* Supplied text
--- --- ---
Examples: In a country, a large city might be the core, attracting businesses and investment due to its infrastructure and skilled workforce. The surrounding rural areas (periphery) might provide raw materials and labor to the city but struggle to develop their own industries. Global Context: Myrdal's concept can also be applied on a global scale. Developed countries act as the core, with strong economies and technological advancements. Less developed countries form the periphery, often supplying resources and raw materials.

 

CUMULATIVE CAUSATION

 

The concept of cumulative causation demonstrates how an initial stimulus, such as investment in a particular region like Delhi, can lead to a self-reinforcing process of economic growth. Let's break down the components of cumulative causation as demonstrated in your example:

1.       Stimulus: The initial action or stimuli in your example is an investment in Delhi. This investment serves as the catalyst for economic activity in the region.

2.       Result: As a result of the investment, economic activity in Delhi has increased. This could involve various activities such as production, trade, and consumption, ultimately leading to profits for businesses operating in the region.

3.       Cumulation: The profits generated from the initial investment are reinvested back into the economy of Delhi. This reinvestment further stimulates economic activity, leading to additional production, sales, and profits. As this process repeats itself, the size of the economy grows continuously.

4.       Circular Pattern: The path of investment and profit forms a circular pattern, where each round of investment leads to further economic activity, generating more profits that are then reinvested back into the economy. This circular flow progressively reinforces itself, leading to sustained growth in the region.

Fig: Mydral's analysis of Cumulative Causation
 

Agglomeration and Core Development:

 

As a result of cumulative causation, the core region experiences a snowball effect of economic activity. This is known as agglomeration. Multiple factors contribute to this:

µ      Internal Economies: These are cost advantages enjoyed by individual firms located in the core. High R&D activity, as you mentioned, can lead to innovation and efficiency gains for a single company.
--- --- ---
* Provided data
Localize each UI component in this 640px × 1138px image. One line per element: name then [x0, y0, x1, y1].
--- --- ---
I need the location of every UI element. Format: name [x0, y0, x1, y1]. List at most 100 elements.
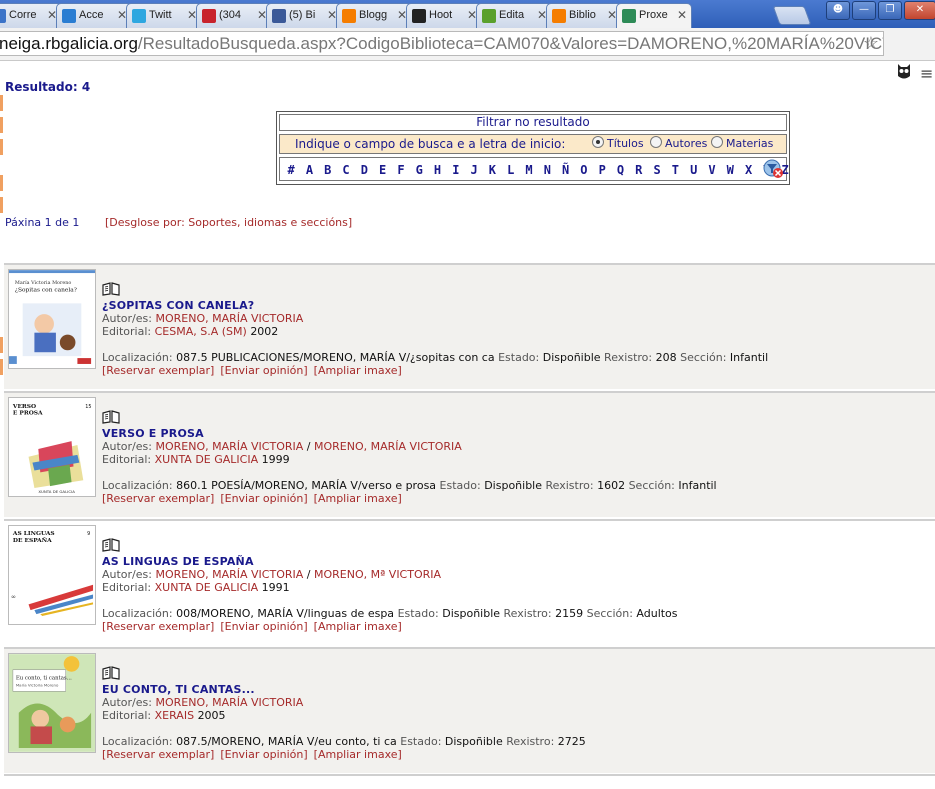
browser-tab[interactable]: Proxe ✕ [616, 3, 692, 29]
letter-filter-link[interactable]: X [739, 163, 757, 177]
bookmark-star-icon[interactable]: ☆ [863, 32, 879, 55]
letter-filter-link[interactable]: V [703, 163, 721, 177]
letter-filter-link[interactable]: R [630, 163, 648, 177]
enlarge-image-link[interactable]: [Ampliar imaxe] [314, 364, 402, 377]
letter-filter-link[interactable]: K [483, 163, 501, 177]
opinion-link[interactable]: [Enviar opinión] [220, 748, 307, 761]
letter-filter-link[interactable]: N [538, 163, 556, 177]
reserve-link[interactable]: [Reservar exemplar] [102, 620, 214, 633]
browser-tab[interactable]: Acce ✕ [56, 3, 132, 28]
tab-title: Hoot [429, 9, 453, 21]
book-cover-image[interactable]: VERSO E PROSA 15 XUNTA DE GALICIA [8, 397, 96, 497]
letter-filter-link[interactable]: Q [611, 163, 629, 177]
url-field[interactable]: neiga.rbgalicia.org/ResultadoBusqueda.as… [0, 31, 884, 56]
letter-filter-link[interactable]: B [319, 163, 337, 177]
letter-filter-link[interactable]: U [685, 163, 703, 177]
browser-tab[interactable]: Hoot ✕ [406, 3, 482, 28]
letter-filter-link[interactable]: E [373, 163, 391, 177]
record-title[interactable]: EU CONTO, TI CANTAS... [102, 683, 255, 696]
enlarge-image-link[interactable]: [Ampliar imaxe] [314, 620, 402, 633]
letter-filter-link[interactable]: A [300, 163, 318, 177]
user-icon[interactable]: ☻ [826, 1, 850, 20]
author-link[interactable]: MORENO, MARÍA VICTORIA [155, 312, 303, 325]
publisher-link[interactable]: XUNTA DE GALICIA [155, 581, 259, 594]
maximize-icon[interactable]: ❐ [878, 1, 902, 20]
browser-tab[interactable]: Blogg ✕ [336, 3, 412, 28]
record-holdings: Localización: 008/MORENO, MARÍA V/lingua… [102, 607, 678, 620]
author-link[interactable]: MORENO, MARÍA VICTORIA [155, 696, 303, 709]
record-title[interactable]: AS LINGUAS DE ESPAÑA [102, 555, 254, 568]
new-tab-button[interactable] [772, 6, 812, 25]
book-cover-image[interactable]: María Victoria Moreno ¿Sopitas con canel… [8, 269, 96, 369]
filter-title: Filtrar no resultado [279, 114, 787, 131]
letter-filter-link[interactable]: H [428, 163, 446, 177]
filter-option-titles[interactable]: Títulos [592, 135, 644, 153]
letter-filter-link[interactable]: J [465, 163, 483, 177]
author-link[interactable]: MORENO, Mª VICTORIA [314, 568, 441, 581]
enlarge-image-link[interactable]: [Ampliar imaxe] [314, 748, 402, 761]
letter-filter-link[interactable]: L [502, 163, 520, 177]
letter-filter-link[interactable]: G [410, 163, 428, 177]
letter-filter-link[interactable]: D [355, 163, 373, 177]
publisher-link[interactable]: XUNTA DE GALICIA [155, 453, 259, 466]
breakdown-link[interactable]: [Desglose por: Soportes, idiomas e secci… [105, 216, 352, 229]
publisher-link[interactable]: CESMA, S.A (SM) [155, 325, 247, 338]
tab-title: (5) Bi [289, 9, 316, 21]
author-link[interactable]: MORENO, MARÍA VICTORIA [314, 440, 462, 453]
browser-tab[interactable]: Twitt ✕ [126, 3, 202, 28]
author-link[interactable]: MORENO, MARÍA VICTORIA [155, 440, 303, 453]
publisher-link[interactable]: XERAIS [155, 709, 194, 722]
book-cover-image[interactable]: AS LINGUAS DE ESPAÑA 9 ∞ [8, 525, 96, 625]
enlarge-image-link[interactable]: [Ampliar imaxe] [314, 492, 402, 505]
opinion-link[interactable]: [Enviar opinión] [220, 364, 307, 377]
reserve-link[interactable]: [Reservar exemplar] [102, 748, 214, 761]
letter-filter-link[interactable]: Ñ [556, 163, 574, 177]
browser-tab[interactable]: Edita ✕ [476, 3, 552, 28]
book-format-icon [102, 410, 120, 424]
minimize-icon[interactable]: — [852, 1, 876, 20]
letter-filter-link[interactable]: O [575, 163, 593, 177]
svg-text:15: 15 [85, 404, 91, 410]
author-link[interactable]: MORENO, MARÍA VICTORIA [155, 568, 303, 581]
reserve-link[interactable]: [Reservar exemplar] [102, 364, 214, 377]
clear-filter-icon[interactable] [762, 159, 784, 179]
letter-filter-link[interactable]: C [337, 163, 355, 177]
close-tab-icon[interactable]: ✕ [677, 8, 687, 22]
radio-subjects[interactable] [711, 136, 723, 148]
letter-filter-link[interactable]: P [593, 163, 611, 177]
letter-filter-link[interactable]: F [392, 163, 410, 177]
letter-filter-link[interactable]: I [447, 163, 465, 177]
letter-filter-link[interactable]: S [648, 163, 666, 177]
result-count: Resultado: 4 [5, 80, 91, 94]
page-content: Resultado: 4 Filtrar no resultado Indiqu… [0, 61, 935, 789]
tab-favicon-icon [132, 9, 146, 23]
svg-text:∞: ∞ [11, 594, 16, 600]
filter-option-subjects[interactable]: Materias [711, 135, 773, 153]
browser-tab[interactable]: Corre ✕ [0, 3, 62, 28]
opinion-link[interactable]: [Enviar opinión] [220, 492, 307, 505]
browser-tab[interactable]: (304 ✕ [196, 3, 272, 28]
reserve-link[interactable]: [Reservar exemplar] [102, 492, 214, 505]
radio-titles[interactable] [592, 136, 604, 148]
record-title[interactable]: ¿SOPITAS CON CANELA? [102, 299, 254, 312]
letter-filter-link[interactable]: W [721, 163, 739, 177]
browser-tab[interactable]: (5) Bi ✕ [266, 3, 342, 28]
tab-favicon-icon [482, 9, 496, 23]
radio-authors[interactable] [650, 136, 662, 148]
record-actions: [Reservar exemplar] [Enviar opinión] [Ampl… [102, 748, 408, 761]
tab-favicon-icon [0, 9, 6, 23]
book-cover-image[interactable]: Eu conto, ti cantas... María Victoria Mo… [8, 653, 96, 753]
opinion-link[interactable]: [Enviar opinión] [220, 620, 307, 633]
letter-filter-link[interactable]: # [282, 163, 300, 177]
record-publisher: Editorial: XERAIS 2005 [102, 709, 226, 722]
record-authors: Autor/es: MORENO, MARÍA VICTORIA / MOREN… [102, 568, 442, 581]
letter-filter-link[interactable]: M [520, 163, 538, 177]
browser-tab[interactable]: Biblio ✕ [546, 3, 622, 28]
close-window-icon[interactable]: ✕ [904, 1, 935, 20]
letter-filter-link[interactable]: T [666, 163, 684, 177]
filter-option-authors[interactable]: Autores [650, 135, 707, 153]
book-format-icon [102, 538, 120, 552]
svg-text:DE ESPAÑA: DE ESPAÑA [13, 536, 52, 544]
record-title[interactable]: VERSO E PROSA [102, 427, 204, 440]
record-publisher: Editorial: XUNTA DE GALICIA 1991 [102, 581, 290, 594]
--- --- ---
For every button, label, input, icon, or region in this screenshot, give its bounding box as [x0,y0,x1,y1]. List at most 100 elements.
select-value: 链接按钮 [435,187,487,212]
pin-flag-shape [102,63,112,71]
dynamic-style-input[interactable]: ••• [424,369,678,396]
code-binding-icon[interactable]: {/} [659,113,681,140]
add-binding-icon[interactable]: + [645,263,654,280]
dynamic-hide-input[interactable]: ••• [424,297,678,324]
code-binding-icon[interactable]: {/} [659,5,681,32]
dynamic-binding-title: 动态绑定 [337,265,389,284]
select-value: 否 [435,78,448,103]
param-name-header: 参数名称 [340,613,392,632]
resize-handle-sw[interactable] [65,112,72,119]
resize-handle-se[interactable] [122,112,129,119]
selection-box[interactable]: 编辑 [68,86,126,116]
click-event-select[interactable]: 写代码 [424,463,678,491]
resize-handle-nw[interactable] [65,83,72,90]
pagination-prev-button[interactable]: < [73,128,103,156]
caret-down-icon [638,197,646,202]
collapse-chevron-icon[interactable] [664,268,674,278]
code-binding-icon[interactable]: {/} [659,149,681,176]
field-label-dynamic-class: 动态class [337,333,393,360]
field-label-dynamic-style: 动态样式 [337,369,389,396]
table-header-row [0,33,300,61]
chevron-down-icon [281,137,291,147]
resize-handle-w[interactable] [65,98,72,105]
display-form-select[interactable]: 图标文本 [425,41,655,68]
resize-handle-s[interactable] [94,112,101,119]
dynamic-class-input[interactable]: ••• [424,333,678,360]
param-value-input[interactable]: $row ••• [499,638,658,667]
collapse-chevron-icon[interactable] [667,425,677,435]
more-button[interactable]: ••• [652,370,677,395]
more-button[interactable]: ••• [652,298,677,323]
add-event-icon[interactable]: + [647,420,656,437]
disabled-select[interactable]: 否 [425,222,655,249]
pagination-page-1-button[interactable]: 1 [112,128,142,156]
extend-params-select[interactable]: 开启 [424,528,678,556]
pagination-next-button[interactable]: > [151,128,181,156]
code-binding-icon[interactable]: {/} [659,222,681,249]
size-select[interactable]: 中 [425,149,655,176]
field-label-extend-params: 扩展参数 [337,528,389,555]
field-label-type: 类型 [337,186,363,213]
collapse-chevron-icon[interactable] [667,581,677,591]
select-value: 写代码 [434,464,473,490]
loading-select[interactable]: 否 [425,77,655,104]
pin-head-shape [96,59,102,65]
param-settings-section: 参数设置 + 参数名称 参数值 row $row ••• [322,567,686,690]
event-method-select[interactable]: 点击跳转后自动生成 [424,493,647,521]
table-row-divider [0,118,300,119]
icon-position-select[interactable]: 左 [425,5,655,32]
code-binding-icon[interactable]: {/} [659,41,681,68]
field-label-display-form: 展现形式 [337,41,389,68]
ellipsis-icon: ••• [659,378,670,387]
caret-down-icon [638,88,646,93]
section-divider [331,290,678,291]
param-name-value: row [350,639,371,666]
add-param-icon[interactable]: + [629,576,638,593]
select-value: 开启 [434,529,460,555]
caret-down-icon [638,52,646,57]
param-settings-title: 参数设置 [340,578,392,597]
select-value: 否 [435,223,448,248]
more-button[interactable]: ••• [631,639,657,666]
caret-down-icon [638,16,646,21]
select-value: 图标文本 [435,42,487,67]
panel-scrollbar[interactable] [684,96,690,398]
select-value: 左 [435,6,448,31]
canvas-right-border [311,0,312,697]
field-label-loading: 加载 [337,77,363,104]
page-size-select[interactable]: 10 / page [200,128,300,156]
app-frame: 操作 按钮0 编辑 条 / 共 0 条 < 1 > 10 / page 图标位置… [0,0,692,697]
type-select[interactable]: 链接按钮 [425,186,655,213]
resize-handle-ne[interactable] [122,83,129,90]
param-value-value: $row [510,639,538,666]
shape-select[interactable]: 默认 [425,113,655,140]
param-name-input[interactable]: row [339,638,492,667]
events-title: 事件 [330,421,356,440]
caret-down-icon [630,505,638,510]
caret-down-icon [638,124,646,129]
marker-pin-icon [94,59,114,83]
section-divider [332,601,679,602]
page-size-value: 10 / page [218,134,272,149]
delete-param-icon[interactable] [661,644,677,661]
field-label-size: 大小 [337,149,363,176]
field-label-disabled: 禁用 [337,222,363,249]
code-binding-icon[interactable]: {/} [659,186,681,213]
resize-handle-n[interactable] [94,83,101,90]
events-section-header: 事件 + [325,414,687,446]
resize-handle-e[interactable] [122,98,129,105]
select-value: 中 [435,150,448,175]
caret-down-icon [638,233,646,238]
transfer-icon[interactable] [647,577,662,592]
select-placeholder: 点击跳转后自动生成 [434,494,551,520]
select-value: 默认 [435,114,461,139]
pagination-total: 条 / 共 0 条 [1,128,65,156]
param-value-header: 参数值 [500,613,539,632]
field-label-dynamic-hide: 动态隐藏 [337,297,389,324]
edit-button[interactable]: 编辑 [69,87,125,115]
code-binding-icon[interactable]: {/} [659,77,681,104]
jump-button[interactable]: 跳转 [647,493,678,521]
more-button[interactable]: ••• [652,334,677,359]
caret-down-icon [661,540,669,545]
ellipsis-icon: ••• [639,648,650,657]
--- --- ---
* Exercises to complete
1. Name the numbered components of cumulative causation that the cumulative causation text breaks down.
2. Please extract the part of the cumulative causation text starting with "1.       Stimulus: The initial" and going on through "activity in the region.".
The listings come from a separate source and have no connection to the text.

* Solution set
1. Stimulus, Result, Cumulation, Circular Pattern

2.
1.       Stimulus: The initial action or stimuli in your example is an investment in Delhi. This investment serves as the catalyst for economic activity in the region.